• Exercise aim:
Where a line in the listing contains the string "Generic", copy that line out.

• Source material:
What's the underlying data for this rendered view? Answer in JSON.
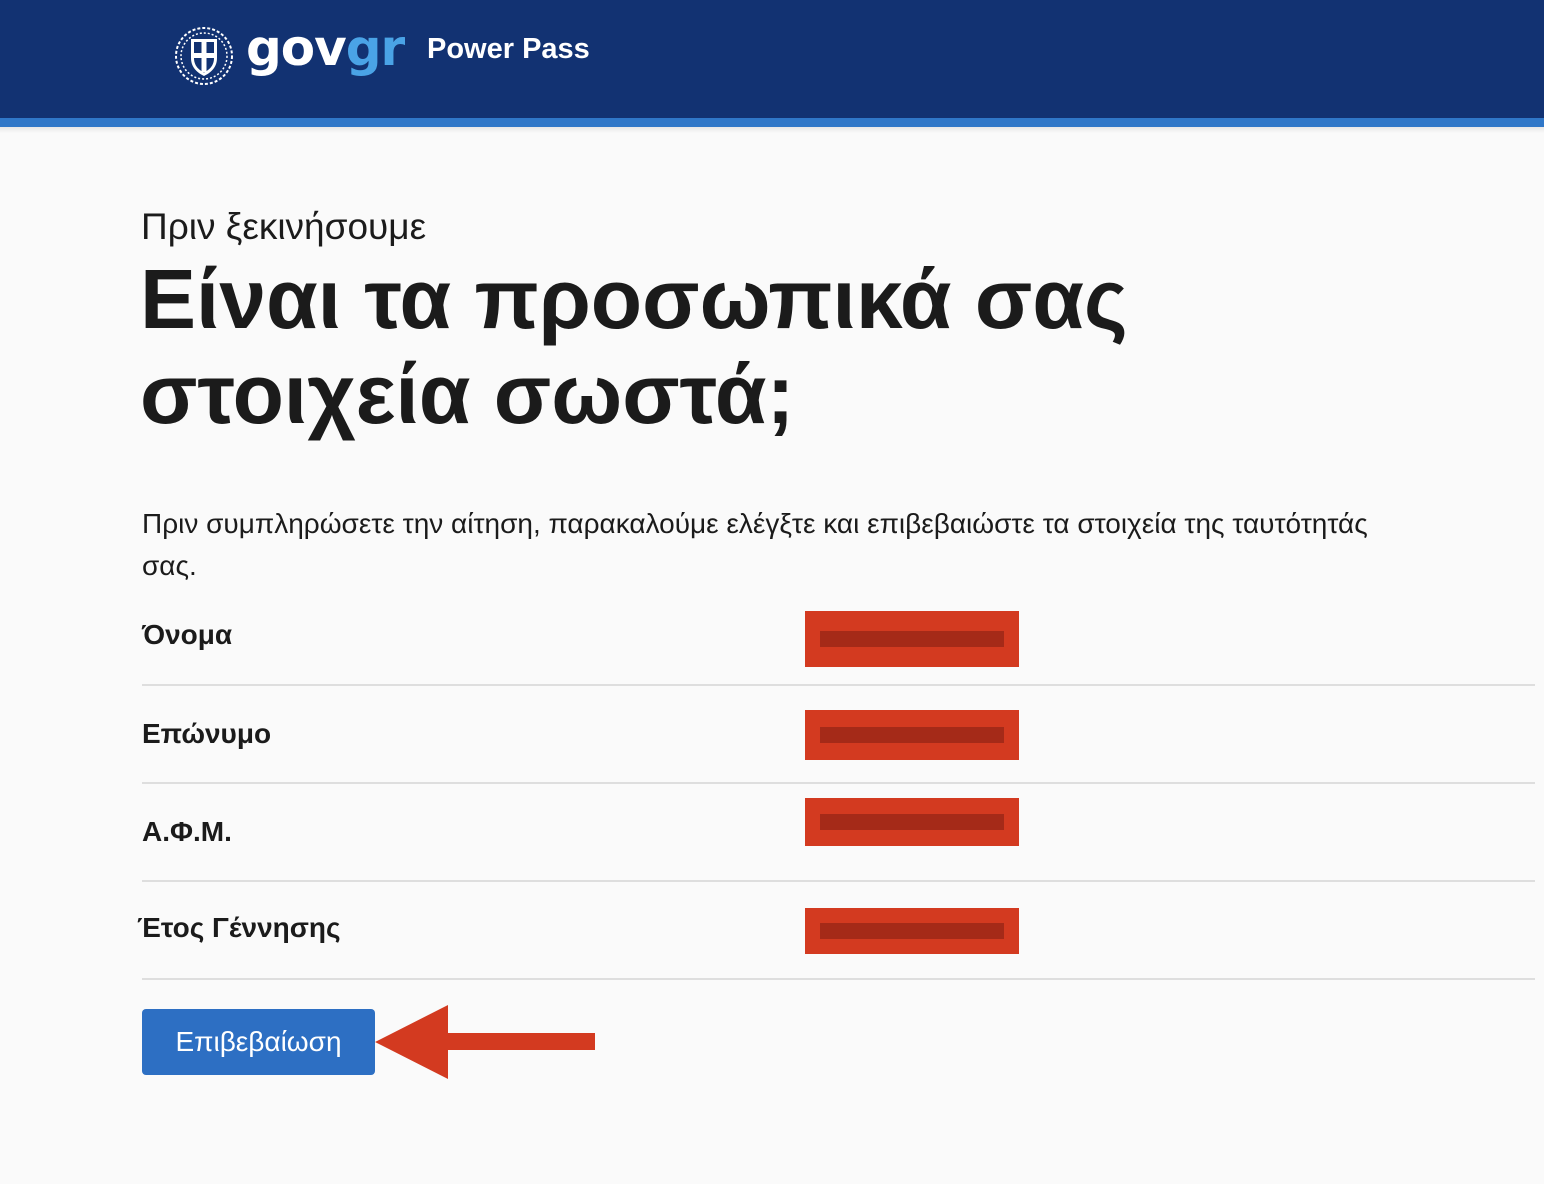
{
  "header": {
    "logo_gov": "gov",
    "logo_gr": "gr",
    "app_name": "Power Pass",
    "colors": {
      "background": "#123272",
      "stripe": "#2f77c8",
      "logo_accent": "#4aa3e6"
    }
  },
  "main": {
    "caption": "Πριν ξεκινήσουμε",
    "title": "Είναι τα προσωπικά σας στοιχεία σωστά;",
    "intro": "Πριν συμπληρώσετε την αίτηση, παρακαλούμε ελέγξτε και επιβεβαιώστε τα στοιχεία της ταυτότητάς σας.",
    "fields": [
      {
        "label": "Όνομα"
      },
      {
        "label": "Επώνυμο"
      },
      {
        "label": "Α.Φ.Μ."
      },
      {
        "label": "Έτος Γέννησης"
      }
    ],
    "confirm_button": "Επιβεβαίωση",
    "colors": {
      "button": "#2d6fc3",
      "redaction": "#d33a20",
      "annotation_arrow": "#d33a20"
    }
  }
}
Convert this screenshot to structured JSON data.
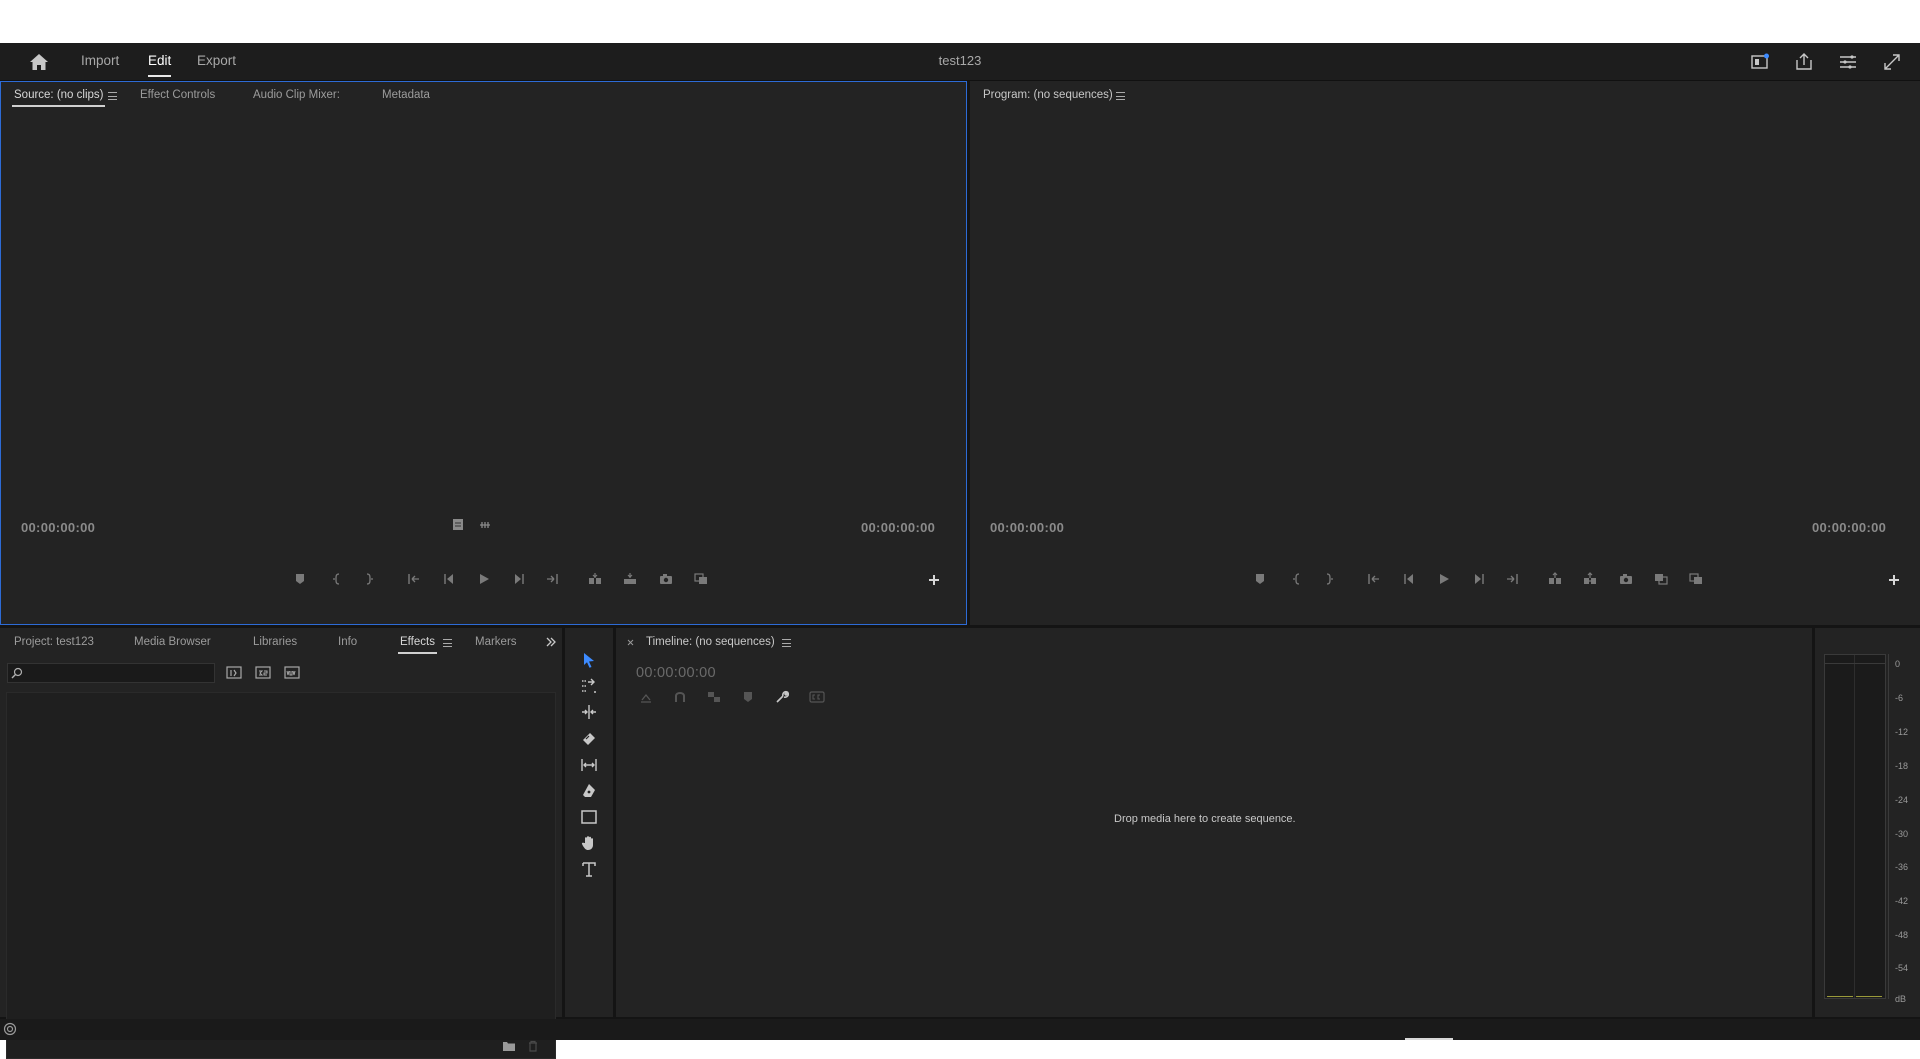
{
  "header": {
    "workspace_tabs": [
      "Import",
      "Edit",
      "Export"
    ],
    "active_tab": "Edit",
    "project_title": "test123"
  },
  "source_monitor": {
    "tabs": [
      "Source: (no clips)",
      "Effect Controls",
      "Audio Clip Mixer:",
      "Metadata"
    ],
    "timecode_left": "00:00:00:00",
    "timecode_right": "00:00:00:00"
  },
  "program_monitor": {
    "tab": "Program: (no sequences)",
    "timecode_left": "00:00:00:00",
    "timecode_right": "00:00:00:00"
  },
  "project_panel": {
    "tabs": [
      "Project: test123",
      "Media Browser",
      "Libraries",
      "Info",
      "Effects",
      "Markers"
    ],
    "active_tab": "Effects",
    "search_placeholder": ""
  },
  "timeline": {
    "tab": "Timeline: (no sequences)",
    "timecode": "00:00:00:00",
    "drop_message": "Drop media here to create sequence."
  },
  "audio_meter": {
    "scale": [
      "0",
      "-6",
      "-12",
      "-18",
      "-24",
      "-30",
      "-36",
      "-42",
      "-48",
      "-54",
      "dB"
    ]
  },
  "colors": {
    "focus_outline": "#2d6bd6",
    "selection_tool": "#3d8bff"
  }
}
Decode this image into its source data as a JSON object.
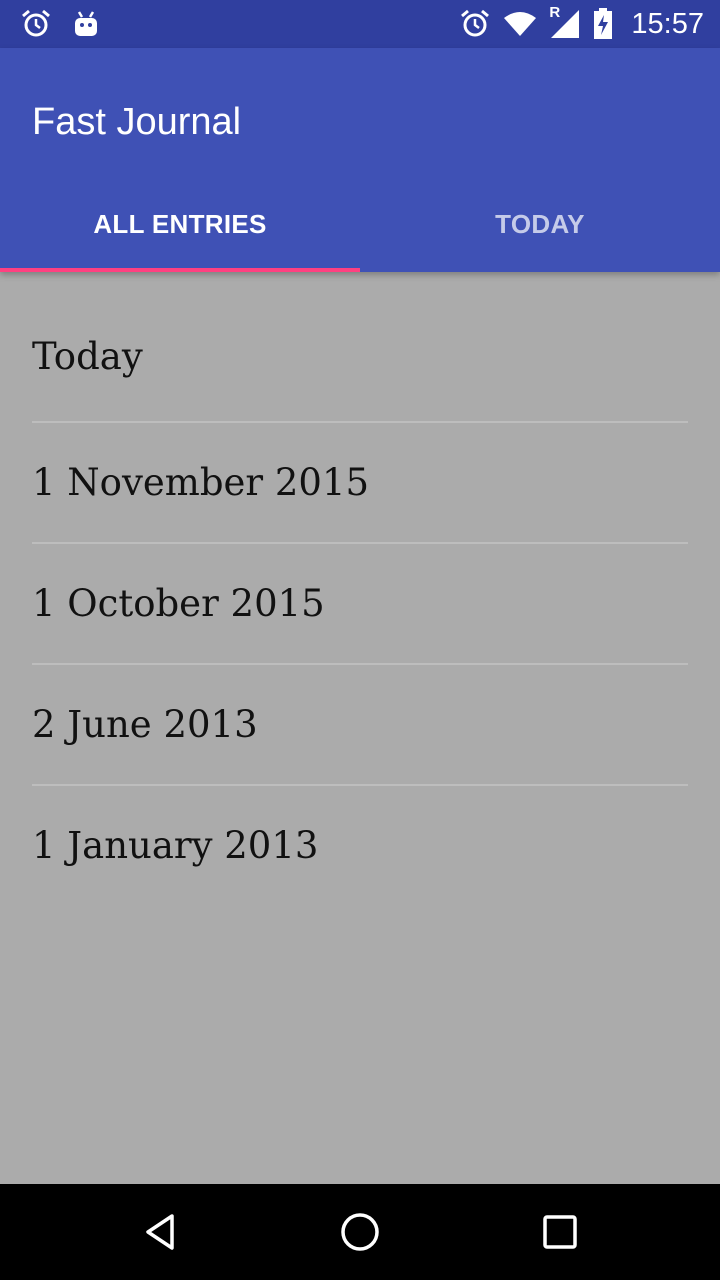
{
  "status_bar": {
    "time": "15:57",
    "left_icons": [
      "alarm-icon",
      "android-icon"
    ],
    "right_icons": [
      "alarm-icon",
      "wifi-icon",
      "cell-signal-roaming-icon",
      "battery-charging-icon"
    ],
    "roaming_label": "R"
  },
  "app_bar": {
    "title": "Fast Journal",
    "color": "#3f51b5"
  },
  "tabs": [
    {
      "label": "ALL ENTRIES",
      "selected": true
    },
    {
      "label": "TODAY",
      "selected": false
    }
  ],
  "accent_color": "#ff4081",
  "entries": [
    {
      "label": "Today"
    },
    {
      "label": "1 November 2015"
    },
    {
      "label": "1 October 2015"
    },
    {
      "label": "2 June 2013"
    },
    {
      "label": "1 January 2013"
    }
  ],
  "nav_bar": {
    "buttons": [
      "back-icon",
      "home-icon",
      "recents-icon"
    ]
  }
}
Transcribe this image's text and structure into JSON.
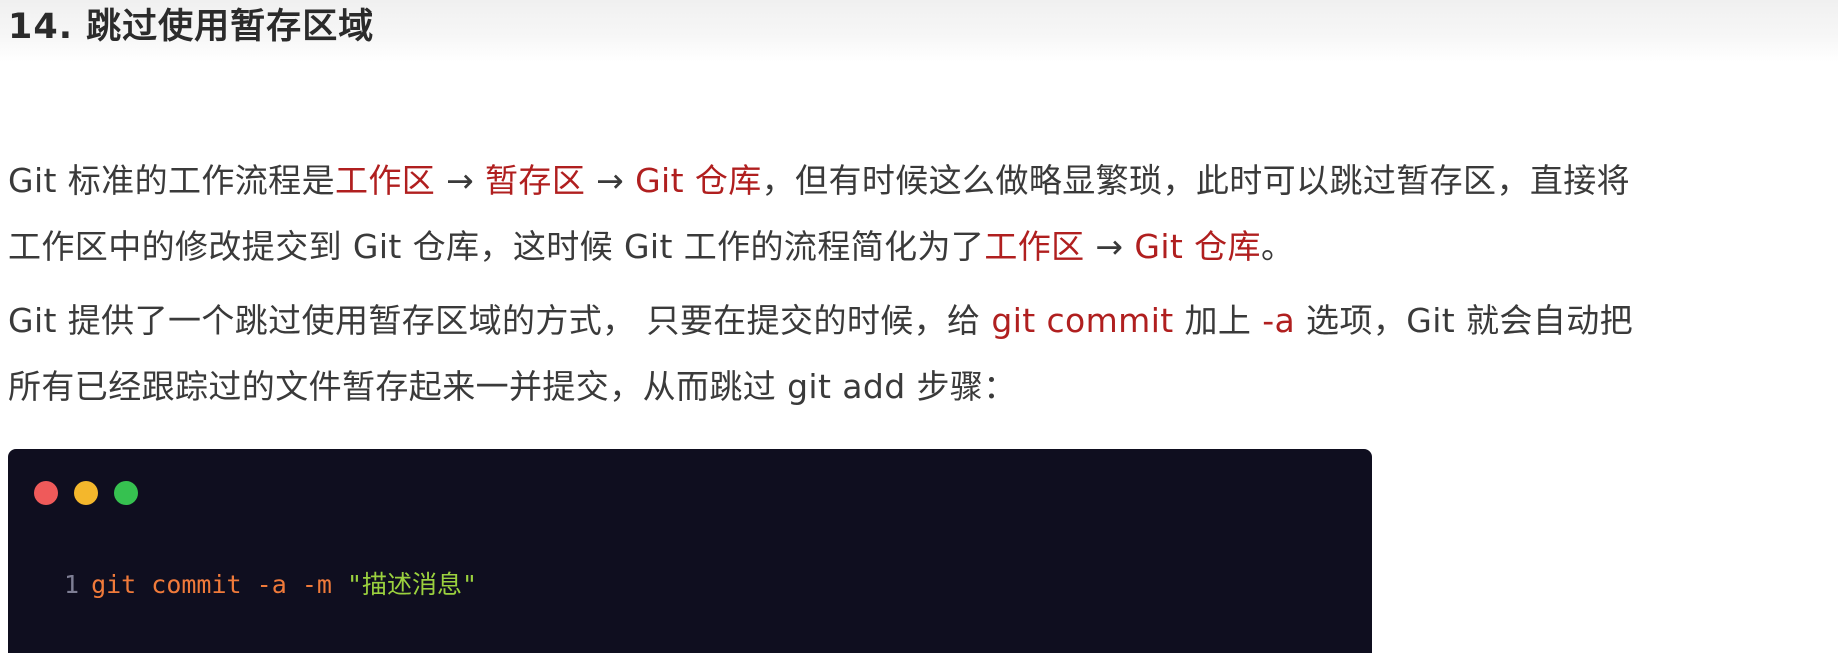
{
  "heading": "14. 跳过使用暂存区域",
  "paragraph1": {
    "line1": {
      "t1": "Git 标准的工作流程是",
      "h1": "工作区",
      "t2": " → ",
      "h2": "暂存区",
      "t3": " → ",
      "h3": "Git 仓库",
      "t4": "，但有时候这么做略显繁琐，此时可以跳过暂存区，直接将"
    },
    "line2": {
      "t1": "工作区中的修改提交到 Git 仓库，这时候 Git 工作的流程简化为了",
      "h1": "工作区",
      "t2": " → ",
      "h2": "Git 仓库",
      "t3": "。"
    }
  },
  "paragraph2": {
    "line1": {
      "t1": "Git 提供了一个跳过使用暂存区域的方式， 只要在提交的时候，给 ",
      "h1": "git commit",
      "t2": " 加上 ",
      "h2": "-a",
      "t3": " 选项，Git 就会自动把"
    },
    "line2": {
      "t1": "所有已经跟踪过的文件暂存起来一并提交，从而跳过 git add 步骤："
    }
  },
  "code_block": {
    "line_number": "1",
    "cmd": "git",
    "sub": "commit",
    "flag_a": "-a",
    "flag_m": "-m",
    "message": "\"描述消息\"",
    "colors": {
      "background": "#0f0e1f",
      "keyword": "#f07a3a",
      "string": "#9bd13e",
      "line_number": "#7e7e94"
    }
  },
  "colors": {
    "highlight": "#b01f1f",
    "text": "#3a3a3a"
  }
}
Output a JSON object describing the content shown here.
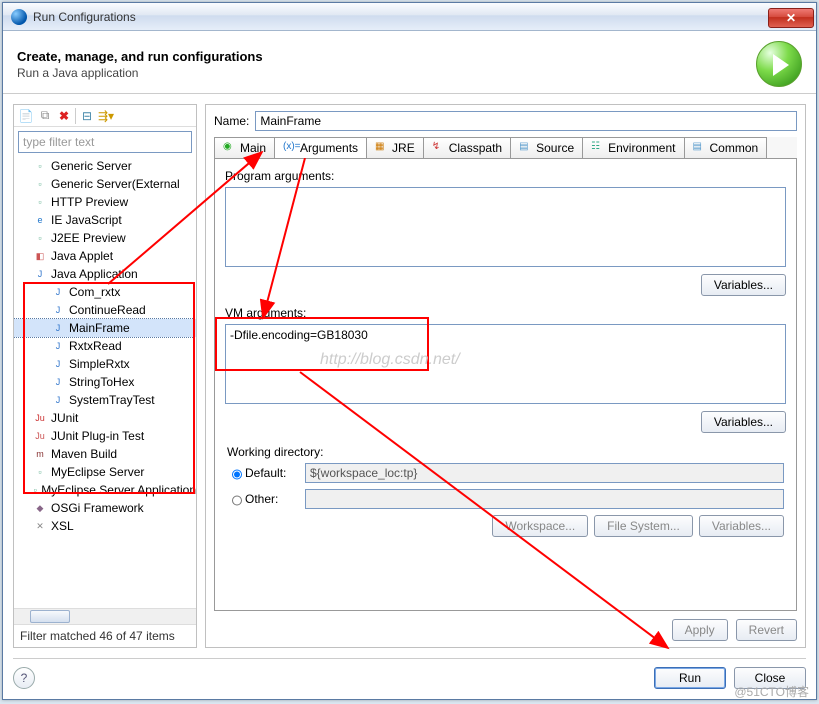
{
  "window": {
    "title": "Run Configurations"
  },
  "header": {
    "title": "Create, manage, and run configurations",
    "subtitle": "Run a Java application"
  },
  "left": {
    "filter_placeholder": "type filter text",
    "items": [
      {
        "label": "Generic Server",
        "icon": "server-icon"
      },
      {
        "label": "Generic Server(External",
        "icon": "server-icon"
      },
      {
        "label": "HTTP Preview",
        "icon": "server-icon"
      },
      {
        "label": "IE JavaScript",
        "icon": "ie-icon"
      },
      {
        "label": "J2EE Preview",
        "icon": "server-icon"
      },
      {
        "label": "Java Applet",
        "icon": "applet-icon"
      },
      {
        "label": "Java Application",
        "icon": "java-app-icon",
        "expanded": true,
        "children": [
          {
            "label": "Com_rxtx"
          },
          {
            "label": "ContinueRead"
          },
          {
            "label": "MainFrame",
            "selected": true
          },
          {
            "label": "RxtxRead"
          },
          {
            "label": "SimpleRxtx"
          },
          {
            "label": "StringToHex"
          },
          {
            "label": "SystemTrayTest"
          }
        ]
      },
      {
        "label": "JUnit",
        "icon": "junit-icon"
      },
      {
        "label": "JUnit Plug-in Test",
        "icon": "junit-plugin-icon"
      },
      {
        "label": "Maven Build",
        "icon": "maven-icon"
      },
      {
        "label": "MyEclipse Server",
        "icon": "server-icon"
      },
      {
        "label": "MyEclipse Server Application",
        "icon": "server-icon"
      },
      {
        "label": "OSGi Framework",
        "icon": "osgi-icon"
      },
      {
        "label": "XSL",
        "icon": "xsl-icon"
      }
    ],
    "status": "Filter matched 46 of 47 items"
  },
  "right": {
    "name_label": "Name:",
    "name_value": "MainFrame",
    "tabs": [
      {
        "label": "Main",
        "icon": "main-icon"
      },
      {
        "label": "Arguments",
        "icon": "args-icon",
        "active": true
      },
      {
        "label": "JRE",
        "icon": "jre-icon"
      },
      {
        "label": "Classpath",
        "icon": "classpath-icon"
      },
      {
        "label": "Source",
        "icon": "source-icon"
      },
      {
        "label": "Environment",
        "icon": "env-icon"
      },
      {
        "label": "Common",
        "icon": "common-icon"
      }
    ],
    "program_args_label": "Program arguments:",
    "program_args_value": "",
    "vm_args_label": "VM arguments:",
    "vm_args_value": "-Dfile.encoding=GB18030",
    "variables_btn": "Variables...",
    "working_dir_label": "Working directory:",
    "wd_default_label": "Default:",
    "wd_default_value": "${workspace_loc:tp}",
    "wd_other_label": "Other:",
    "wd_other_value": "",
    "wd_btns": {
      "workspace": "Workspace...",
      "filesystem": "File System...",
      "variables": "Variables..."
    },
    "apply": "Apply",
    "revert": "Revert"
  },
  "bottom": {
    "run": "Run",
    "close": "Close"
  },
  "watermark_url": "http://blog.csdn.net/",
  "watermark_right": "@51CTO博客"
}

• Result of this exercise:
        "label": "Generic Server",
        "label": "Generic Server(External",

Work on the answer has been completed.